## start Input material
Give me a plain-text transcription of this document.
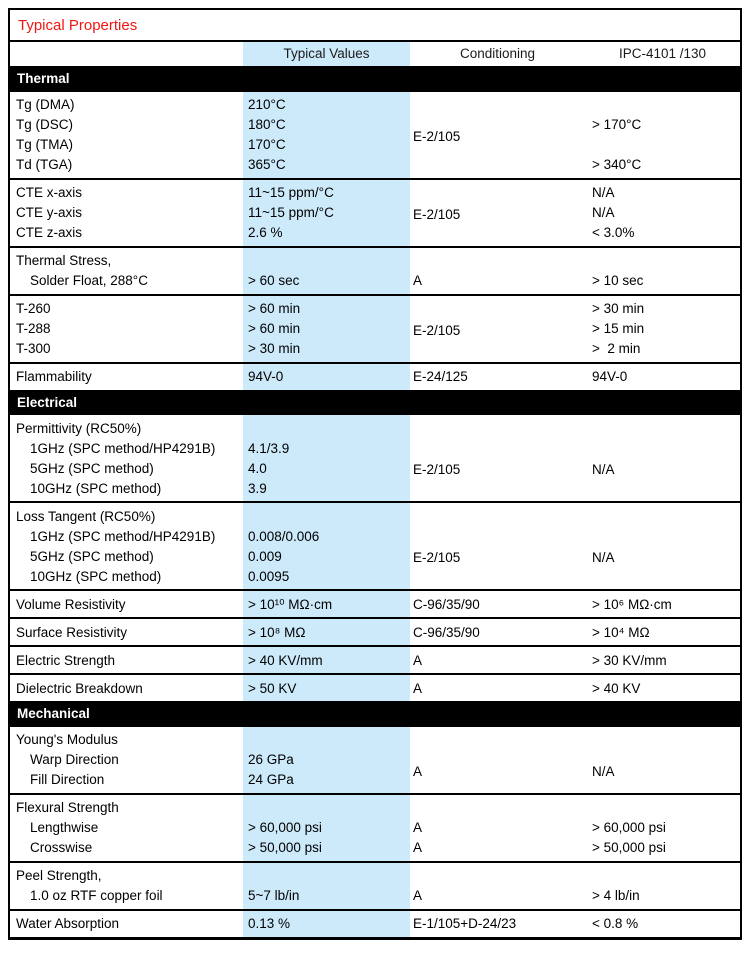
Typical Properties			
	Typical Values	Conditioning	IPC-4101 /130
Thermal			
Tg (DMA)	210°C	E-2/105	> 170°C
Tg (DSC)	180°C		
Tg (TMA)	170°C		
Td (TGA)	365°C		> 340°C
CTE x-axis	11~15 ppm/°C	E-2/105	N/A
CTE y-axis	11~15 ppm/°C		N/A
CTE z-axis	2.6 %		< 3.0%
Thermal Stress,			
Solder Float, 288°C	> 60 sec	A	> 10 sec
T-260	> 60 min	E-2/105	> 30 min
T-288	> 60 min		> 15 min
T-300	> 30 min		>  2 min
Flammability	94V-0	E-24/125	94V-0
Electrical			
Permittivity (RC50%)			
1GHz (SPC method/HP4291B)	4.1/3.9	E-2/105	N/A
5GHz (SPC method)	4.0		
10GHz (SPC method)	3.9		
Loss Tangent (RC50%)			
1GHz (SPC method/HP4291B)	0.008/0.006	E-2/105	N/A
5GHz (SPC method)	0.009		
10GHz (SPC method)	0.0095		
Volume Resistivity	> 10¹⁰ MΩ·cm	C-96/35/90	> 10⁶ MΩ·cm
Surface Resistivity	> 10⁸ MΩ	C-96/35/90	> 10⁴ MΩ
Electric Strength	> 40 KV/mm	A	> 30 KV/mm
Dielectric Breakdown	> 50 KV	A	> 40 KV
Mechanical			
Young's Modulus			
Warp Direction	26 GPa	A	N/A
Fill Direction	24 GPa		
Flexural Strength			
Lengthwise	> 60,000 psi	A	> 60,000 psi
Crosswise	> 50,000 psi	A	> 50,000 psi
Peel Strength,			
1.0 oz RTF copper foil	5~7 lb/in	A	> 4 lb/in
Water Absorption	0.13 %	E-1/105+D-24/23	< 0.8 %
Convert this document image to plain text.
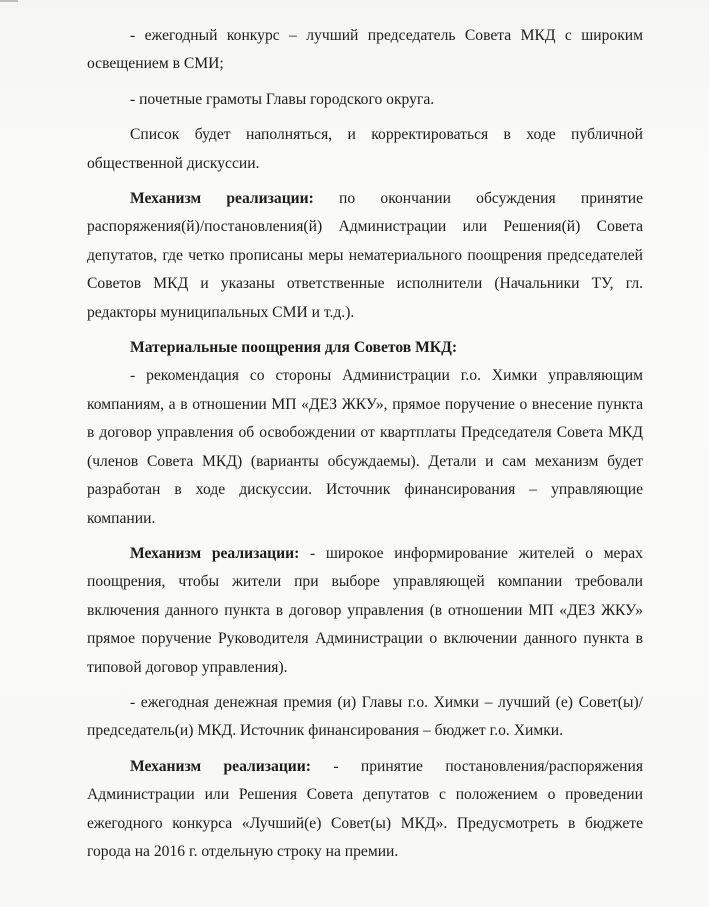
- ежегодный конкурс – лучший председатель Совета МКД с широким освещением в СМИ;

- почетные грамоты Главы городского округа.

Список будет наполняться, и корректироваться в ходе публичной общественной дискуссии.

Механизм реализации: по окончании обсуждения принятие распоряжения(й)/постановления(й) Администрации или Решения(й) Совета депутатов, где четко прописаны меры нематериального поощрения председателей Советов МКД и указаны ответственные исполнители (Начальники ТУ, гл. редакторы муниципальных СМИ и т.д.).

Материальные поощрения для Советов МКД:

- рекомендация со стороны Администрации г.о. Химки управляющим компаниям, а в отношении МП «ДЕЗ ЖКУ», прямое поручение о внесение пункта в договор управления об освобождении от квартплаты Председателя Совета МКД (членов Совета МКД) (варианты обсуждаемы). Детали и сам механизм будет разработан в ходе дискуссии. Источник финансирования – управляющие компании.

Механизм реализации: - широкое информирование жителей о мерах поощрения, чтобы жители при выборе управляющей компании требовали включения данного пункта в договор управления (в отношении МП «ДЕЗ ЖКУ» прямое поручение Руководителя Администрации о включении данного пункта в типовой договор управления).

- ежегодная денежная премия (и) Главы г.о. Химки – лучший (е) Совет(ы)/ председатель(и) МКД. Источник финансирования – бюджет г.о. Химки.

Механизм реализации: - принятие постановления/распоряжения Администрации или Решения Совета депутатов с положением о проведении ежегодного конкурса «Лучший(е) Совет(ы) МКД». Предусмотреть в бюджете города на 2016 г. отдельную строку на премии.
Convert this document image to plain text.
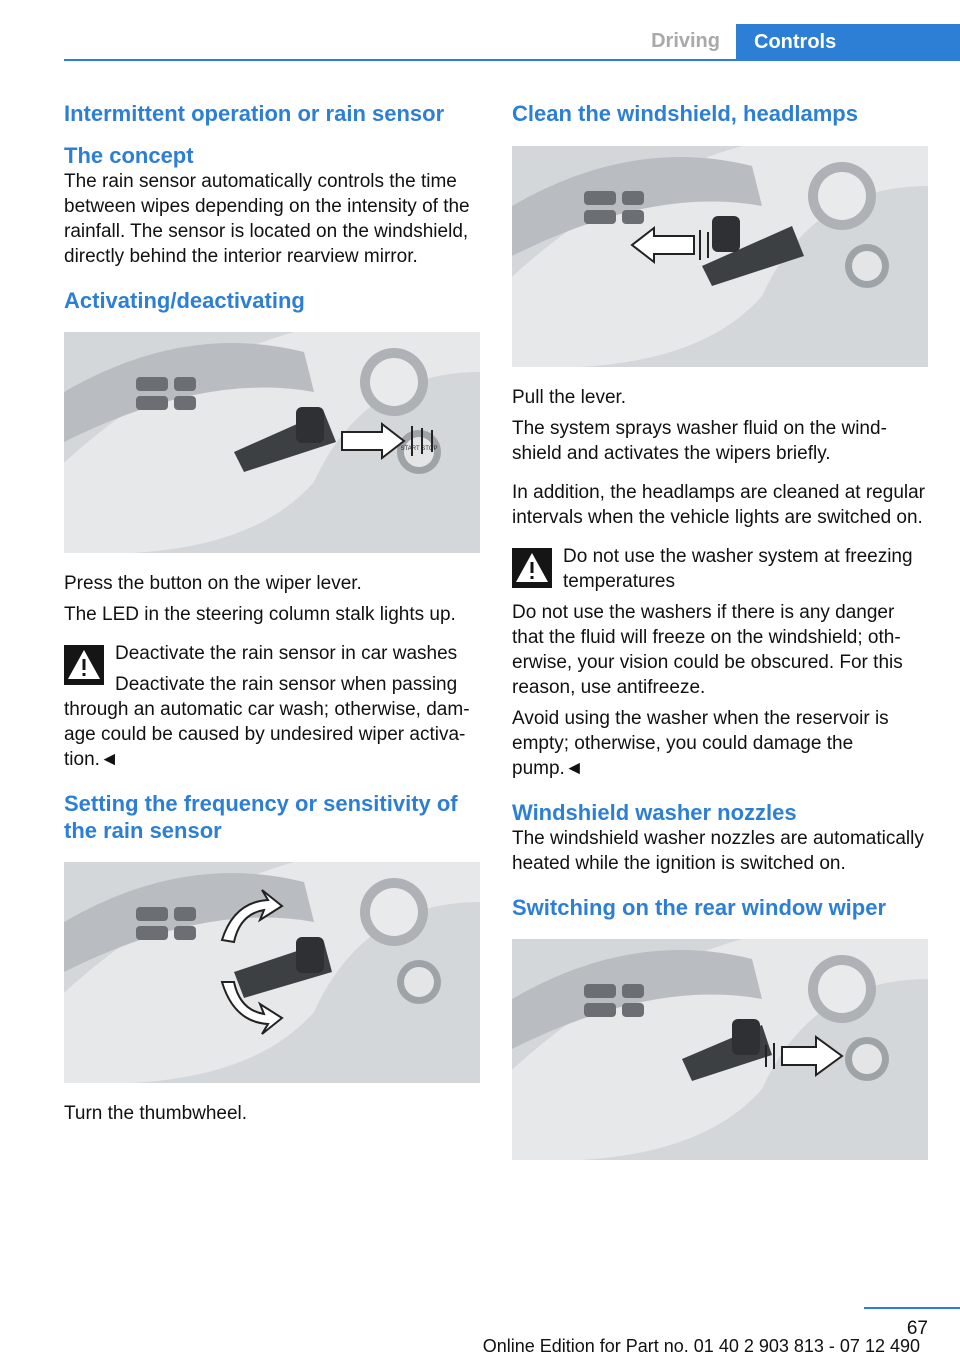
Driving	Controls
Intermittent operation or rain sensor
The concept

The rain sensor automatically controls the time between wipes depending on the intensity of the rainfall. The sensor is located on the windshield, directly behind the interior rearview mirror.

Activating/deactivating
START STOP

Press the button on the wiper lever.

The LED in the steering column stalk lights up.

Deactivate the rain sensor in car washes

Deactivate the rain sensor when passing through an automatic car wash; otherwise, damage could be caused by undesired wiper activation.◄

Setting the frequency or sensitivity of the rain sensor

Turn the thumbwheel.

Clean the windshield, headlamps

Pull the lever.

The system sprays washer fluid on the windshield and activates the wipers briefly.

In addition, the headlamps are cleaned at regular intervals when the vehicle lights are switched on.

Do not use the washer system at freezing temperatures

Do not use the washers if there is any danger that the fluid will freeze on the windshield; otherwise, your vision could be obscured. For this reason, use antifreeze.

Avoid using the washer when the reservoir is empty; otherwise, you could damage the pump.◄

Windshield washer nozzles

The windshield washer nozzles are automatically heated while the ignition is switched on.

Switching on the rear window wiper
67
Online Edition for Part no. 01 40 2 903 813 - 07 12 490
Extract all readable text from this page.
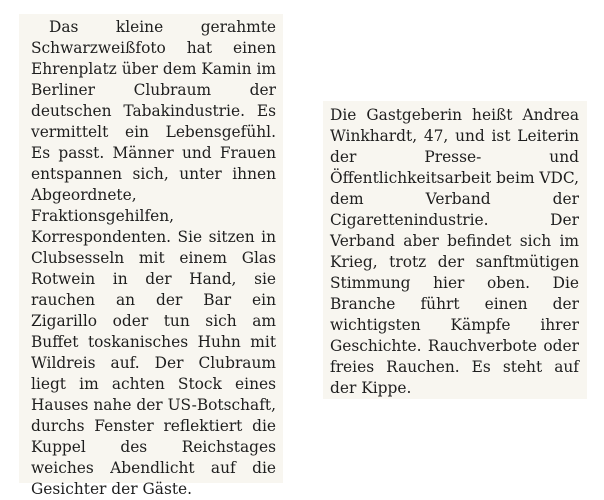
Das kleine gerahmte Schwarzweißfoto hat einen Ehrenplatz über dem Kamin im Berliner Clubraum der deutschen Tabakindustrie. Es vermittelt ein Lebensgefühl. Es passt. Männer und Frauen entspannen sich, unter ihnen Abgeordnete, Fraktionsgehilfen, Korrespondenten. Sie sitzen in Clubsesseln mit einem Glas Rotwein in der Hand, sie rauchen an der Bar ein Zigarillo oder tun sich am Buffet toskanisches Huhn mit Wildreis auf. Der Clubraum liegt im achten Stock eines Hauses nahe der US-Botschaft, durchs Fenster reflektiert die Kuppel des Reichstages weiches Abendlicht auf die Gesichter der Gäste.

Die Gastgeberin heißt Andrea Winkhardt, 47, und ist Leiterin der Presse- und Öffentlichkeitsarbeit beim VDC, dem Verband der Cigarettenindustrie. Der Verband aber befindet sich im Krieg, trotz der sanftmütigen Stimmung hier oben. Die Branche führt einen der wichtigsten Kämpfe ihrer Geschichte. Rauchverbote oder freies Rauchen. Es steht auf der Kippe.
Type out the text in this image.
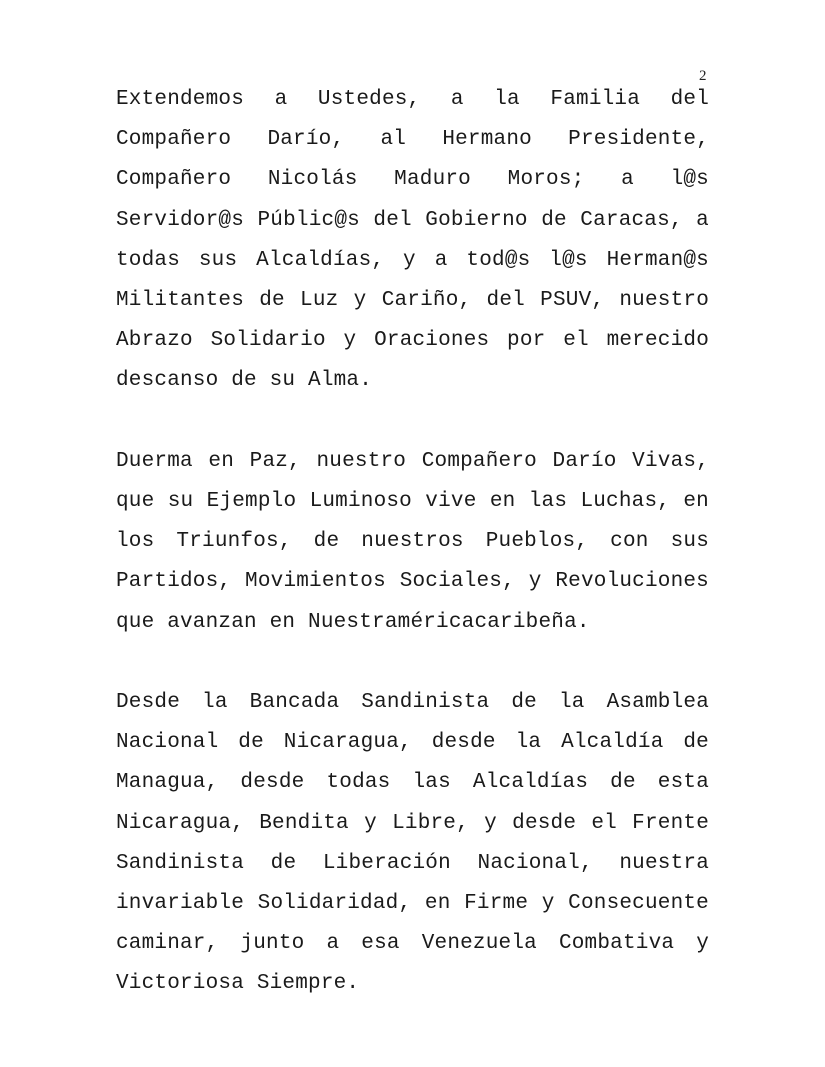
2

Extendemos a Ustedes, a la Familia del Compañero Darío, al Hermano Presidente, Compañero Nicolás Maduro Moros; a l@s Servidor@s Públic@s del Gobierno de Caracas, a todas sus Alcaldías, y a tod@s l@s Herman@s Militantes de Luz y Cariño, del PSUV, nuestro Abrazo Solidario y Oraciones por el merecido descanso de su Alma.

Duerma en Paz, nuestro Compañero Darío Vivas, que su Ejemplo Luminoso vive en las Luchas, en los Triunfos, de nuestros Pueblos, con sus Partidos, Movimientos Sociales, y Revoluciones que avanzan en Nuestraméricacaribeña.

Desde la Bancada Sandinista de la Asamblea Nacional de Nicaragua, desde la Alcaldía de Managua, desde todas las Alcaldías de esta Nicaragua, Bendita y Libre, y desde el Frente Sandinista de Liberación Nacional, nuestra invariable Solidaridad, en Firme y Consecuente caminar, junto a esa Venezuela Combativa y Victoriosa Siempre.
## end Input material
Omit the pictures and output all of the other material exactly.

--- Problem solution ---
Give me a plain-text transcription of this document.
Typical Properties			
	Typical Values	Conditioning	IPC-4101 /130
Thermal			
Tg (DMA)	210°C	E-2/105	> 170°C
Tg (DSC)	180°C		
Tg (TMA)	170°C		
Td (TGA)	365°C		> 340°C
CTE x-axis	11~15 ppm/°C	E-2/105	N/A
CTE y-axis	11~15 ppm/°C		N/A
CTE z-axis	2.6 %		< 3.0%
Thermal Stress,			
Solder Float, 288°C	> 60 sec	A	> 10 sec
T-260	> 60 min	E-2/105	> 30 min
T-288	> 60 min		> 15 min
T-300	> 30 min		>  2 min
Flammability	94V-0	E-24/125	94V-0
Electrical			
Permittivity (RC50%)			
1GHz (SPC method/HP4291B)	4.1/3.9	E-2/105	N/A
5GHz (SPC method)	4.0		
10GHz (SPC method)	3.9		
Loss Tangent (RC50%)			
1GHz (SPC method/HP4291B)	0.008/0.006	E-2/105	N/A
5GHz (SPC method)	0.009		
10GHz (SPC method)	0.0095		
Volume Resistivity	> 10¹⁰ MΩ·cm	C-96/35/90	> 10⁶ MΩ·cm
Surface Resistivity	> 10⁸ MΩ	C-96/35/90	> 10⁴ MΩ
Electric Strength	> 40 KV/mm	A	> 30 KV/mm
Dielectric Breakdown	> 50 KV	A	> 40 KV
Mechanical			
Young's Modulus			
Warp Direction	26 GPa	A	N/A
Fill Direction	24 GPa		
Flexural Strength			
Lengthwise	> 60,000 psi	A	> 60,000 psi
Crosswise	> 50,000 psi	A	> 50,000 psi
Peel Strength,			
1.0 oz RTF copper foil	5~7 lb/in	A	> 4 lb/in
Water Absorption	0.13 %	E-1/105+D-24/23	< 0.8 %
Convert this document image to plain text.
- ежегодный конкурс – лучший председатель Совета МКД с широким освещением в СМИ;

- почетные грамоты Главы городского округа.

Список будет наполняться, и корректироваться в ходе публичной общественной дискуссии.

Механизм реализации: по окончании обсуждения принятие распоряжения(й)/постановления(й) Администрации или Решения(й) Совета депутатов, где четко прописаны меры нематериального поощрения председателей Советов МКД и указаны ответственные исполнители (Начальники ТУ, гл. редакторы муниципальных СМИ и т.д.).

Материальные поощрения для Советов МКД:

- рекомендация со стороны Администрации г.о. Химки управляющим компаниям, а в отношении МП «ДЕЗ ЖКУ», прямое поручение о внесение пункта в договор управления об освобождении от квартплаты Председателя Совета МКД (членов Совета МКД) (варианты обсуждаемы). Детали и сам механизм будет разработан в ходе дискуссии. Источник финансирования – управляющие компании.

Механизм реализации: - широкое информирование жителей о мерах поощрения, чтобы жители при выборе управляющей компании требовали включения данного пункта в договор управления (в отношении МП «ДЕЗ ЖКУ» прямое поручение Руководителя Администрации о включении данного пункта в типовой договор управления).

- ежегодная денежная премия (и) Главы г.о. Химки – лучший (е) Совет(ы)/ председатель(и) МКД. Источник финансирования – бюджет г.о. Химки.

Механизм реализации: - принятие постановления/распоряжения Администрации или Решения Совета депутатов с положением о проведении ежегодного конкурса «Лучший(е) Совет(ы) МКД». Предусмотреть в бюджете города на 2016 г. отдельную строку на премии.
Convert this document image to plain text.
Driving	Controls
Intermittent operation or rain sensor
The concept

The rain sensor automatically controls the time between wipes depending on the intensity of the rainfall. The sensor is located on the windshield, directly behind the interior rearview mirror.

Activating/deactivating
START STOP

Press the button on the wiper lever.

The LED in the steering column stalk lights up.

Deactivate the rain sensor in car washes

Deactivate the rain sensor when passing through an automatic car wash; otherwise, damage could be caused by undesired wiper activation.◄

Setting the frequency or sensitivity of the rain sensor

Turn the thumbwheel.

Clean the windshield, headlamps

Pull the lever.

The system sprays washer fluid on the windshield and activates the wipers briefly.

In addition, the headlamps are cleaned at regular intervals when the vehicle lights are switched on.

Do not use the washer system at freezing temperatures

Do not use the washers if there is any danger that the fluid will freeze on the windshield; otherwise, your vision could be obscured. For this reason, use antifreeze.

Avoid using the washer when the reservoir is empty; otherwise, you could damage the pump.◄

Windshield washer nozzles

The windshield washer nozzles are automatically heated while the ignition is switched on.

Switching on the rear window wiper
67
Online Edition for Part no. 01 40 2 903 813 - 07 12 490
Extract all readable text from this page.
Das kleine gerahmte Schwarzweißfoto hat einen Ehrenplatz über dem Kamin im Berliner Clubraum der deutschen Tabakindustrie. Es vermittelt ein Lebensgefühl. Es passt. Männer und Frauen entspannen sich, unter ihnen Abgeordnete, Fraktionsgehilfen, Korrespondenten. Sie sitzen in Clubsesseln mit einem Glas Rotwein in der Hand, sie rauchen an der Bar ein Zigarillo oder tun sich am Buffet toskanisches Huhn mit Wildreis auf. Der Clubraum liegt im achten Stock eines Hauses nahe der US-Botschaft, durchs Fenster reflektiert die Kuppel des Reichstages weiches Abendlicht auf die Gesichter der Gäste.

Die Gastgeberin heißt Andrea Winkhardt, 47, und ist Leiterin der Presse- und Öffentlichkeitsarbeit beim VDC, dem Verband der Cigarettenindustrie. Der Verband aber befindet sich im Krieg, trotz der sanftmütigen Stimmung hier oben. Die Branche führt einen der wichtigsten Kämpfe ihrer Geschichte. Rauchverbote oder freies Rauchen. Es steht auf der Kippe.
Type out the text in this image.
2

Extendemos a Ustedes, a la Familia del Compañero Darío, al Hermano Presidente, Compañero Nicolás Maduro Moros; a l@s Servidor@s Públic@s del Gobierno de Caracas, a todas sus Alcaldías, y a tod@s l@s Herman@s Militantes de Luz y Cariño, del PSUV, nuestro Abrazo Solidario y Oraciones por el merecido descanso de su Alma.

Duerma en Paz, nuestro Compañero Darío Vivas, que su Ejemplo Luminoso vive en las Luchas, en los Triunfos, de nuestros Pueblos, con sus Partidos, Movimientos Sociales, y Revoluciones que avanzan en Nuestraméricacaribeña.

Desde la Bancada Sandinista de la Asamblea Nacional de Nicaragua, desde la Alcaldía de Managua, desde todas las Alcaldías de esta Nicaragua, Bendita y Libre, y desde el Frente Sandinista de Liberación Nacional, nuestra invariable Solidaridad, en Firme y Consecuente caminar, junto a esa Venezuela Combativa y Victoriosa Siempre.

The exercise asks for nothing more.